■ Entries supplied ■
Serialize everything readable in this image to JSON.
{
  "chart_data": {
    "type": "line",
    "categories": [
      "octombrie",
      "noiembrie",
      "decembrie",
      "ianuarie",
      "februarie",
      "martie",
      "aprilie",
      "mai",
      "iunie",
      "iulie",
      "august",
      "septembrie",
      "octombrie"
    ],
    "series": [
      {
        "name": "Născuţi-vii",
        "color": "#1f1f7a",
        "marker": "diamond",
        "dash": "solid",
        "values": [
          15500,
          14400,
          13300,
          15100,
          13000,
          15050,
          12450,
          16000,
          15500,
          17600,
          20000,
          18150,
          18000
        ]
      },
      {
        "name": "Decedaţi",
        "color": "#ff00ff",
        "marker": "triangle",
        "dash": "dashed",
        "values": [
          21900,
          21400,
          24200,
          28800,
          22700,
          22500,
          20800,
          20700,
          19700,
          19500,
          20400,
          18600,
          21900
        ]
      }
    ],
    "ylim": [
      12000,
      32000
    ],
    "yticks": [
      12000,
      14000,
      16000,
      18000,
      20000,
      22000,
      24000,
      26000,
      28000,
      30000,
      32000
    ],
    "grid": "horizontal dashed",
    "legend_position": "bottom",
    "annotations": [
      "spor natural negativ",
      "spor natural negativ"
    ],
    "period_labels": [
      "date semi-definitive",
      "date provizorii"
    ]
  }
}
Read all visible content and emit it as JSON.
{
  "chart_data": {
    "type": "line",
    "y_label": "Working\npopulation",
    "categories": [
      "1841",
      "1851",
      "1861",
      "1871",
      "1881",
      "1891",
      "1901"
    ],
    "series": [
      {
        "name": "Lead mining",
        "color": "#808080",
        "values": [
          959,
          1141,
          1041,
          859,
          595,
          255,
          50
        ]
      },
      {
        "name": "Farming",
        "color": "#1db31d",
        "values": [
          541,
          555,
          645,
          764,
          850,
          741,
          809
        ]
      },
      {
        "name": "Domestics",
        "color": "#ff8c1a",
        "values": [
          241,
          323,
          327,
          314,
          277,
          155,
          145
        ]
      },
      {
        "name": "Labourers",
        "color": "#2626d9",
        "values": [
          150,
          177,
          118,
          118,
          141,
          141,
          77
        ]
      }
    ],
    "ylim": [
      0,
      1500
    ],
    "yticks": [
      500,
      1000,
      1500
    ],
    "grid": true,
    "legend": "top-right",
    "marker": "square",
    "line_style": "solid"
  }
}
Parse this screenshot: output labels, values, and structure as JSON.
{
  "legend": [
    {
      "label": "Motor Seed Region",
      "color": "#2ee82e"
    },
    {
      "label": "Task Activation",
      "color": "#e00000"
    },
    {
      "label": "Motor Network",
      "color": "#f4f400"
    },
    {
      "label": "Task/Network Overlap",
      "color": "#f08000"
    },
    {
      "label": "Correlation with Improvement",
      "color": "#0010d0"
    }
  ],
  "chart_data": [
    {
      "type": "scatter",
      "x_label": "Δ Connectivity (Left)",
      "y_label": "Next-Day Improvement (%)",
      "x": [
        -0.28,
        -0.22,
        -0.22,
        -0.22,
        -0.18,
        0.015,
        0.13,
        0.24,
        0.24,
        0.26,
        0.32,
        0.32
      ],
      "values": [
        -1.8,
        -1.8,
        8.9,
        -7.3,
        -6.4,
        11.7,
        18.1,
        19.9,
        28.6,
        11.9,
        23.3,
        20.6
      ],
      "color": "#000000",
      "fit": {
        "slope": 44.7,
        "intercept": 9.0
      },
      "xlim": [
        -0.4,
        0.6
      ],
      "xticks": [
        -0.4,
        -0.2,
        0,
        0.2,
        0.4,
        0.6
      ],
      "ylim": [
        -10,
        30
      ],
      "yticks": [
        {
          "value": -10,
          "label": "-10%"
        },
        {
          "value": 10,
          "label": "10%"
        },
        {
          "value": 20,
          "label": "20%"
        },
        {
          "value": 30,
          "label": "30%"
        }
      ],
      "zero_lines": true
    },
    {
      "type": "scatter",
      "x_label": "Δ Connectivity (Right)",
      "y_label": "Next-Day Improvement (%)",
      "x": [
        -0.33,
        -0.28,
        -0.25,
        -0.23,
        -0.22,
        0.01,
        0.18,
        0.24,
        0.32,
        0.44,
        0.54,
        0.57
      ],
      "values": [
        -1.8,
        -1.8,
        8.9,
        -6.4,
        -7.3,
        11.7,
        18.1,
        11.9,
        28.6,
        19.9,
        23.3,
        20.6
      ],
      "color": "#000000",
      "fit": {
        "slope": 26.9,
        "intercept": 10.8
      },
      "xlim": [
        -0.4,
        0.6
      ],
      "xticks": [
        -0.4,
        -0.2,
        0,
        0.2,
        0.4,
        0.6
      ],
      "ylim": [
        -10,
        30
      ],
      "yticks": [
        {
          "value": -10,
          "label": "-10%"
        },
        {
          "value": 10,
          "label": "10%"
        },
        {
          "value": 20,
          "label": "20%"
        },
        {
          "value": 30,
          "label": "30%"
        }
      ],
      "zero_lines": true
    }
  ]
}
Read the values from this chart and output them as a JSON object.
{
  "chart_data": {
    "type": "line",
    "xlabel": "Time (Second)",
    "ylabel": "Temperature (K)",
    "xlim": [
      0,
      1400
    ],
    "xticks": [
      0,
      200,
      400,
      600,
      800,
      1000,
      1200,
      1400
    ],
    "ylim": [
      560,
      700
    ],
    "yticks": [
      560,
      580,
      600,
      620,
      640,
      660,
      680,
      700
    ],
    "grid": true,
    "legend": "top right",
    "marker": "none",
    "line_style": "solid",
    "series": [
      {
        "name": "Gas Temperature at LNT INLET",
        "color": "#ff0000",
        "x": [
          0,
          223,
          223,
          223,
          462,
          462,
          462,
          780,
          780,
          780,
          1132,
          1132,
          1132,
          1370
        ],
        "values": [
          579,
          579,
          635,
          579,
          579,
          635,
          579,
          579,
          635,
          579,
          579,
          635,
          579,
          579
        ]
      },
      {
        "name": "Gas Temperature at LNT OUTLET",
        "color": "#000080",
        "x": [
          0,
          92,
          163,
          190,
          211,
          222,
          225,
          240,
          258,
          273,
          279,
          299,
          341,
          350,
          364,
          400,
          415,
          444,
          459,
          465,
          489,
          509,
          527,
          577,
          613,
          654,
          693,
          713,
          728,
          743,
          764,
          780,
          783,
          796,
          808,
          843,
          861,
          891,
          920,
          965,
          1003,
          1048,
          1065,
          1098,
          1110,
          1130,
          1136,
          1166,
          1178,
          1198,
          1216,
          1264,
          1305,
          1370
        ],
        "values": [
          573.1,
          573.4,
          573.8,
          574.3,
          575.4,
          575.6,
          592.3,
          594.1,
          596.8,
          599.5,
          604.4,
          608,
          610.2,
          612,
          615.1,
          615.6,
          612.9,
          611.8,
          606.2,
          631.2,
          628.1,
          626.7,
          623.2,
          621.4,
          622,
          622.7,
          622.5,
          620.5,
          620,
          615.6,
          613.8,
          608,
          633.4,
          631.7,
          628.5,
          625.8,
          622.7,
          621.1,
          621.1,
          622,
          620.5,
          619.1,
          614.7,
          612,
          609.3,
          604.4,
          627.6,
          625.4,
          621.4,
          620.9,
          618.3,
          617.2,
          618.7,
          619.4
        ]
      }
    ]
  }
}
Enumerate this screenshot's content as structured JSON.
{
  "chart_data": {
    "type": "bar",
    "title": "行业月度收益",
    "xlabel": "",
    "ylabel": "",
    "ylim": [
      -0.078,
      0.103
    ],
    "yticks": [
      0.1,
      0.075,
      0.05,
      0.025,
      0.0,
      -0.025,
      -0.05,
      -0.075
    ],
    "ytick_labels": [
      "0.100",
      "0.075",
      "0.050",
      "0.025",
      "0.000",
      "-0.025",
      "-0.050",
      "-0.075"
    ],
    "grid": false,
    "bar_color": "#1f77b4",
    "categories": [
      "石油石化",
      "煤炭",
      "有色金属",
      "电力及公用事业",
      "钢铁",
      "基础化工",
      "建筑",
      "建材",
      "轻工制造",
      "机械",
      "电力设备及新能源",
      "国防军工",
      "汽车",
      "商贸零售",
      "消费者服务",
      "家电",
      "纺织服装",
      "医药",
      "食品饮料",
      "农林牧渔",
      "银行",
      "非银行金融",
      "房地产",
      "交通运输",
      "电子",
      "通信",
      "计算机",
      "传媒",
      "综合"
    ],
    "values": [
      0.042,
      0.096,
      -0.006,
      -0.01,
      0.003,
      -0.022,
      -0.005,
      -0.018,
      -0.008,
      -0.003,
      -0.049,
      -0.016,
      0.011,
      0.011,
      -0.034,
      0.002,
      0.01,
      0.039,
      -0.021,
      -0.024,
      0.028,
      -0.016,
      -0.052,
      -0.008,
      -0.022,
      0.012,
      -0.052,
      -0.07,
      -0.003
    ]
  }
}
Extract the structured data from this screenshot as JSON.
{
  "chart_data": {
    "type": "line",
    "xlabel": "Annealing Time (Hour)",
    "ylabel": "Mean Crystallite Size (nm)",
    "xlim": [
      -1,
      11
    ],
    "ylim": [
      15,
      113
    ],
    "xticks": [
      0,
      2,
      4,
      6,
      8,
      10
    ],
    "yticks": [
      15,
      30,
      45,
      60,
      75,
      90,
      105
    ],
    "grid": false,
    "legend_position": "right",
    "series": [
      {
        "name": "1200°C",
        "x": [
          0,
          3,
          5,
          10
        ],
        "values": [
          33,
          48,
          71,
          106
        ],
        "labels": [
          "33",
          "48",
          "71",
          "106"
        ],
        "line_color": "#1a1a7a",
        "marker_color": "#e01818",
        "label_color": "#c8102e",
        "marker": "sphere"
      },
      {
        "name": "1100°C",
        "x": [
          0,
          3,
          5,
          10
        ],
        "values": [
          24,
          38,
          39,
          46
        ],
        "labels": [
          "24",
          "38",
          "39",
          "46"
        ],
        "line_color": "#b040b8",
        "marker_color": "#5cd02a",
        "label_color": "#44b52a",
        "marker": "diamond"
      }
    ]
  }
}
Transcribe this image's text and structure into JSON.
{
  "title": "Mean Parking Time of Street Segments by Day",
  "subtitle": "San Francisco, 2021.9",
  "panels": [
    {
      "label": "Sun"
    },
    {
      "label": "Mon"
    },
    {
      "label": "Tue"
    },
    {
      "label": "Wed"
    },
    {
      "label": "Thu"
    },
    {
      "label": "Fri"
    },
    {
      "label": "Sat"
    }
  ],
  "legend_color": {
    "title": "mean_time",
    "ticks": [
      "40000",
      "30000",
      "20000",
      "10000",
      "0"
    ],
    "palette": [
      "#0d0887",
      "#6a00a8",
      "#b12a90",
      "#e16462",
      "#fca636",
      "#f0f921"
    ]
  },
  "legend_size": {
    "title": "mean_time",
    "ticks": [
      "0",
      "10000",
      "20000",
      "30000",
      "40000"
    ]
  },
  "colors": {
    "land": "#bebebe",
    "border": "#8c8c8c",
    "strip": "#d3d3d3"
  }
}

■ Task goal ■
Select and copy every line of the listing with the word "negativ".

■ Full response ■
      "spor natural negativ",
      "spor natural negativ"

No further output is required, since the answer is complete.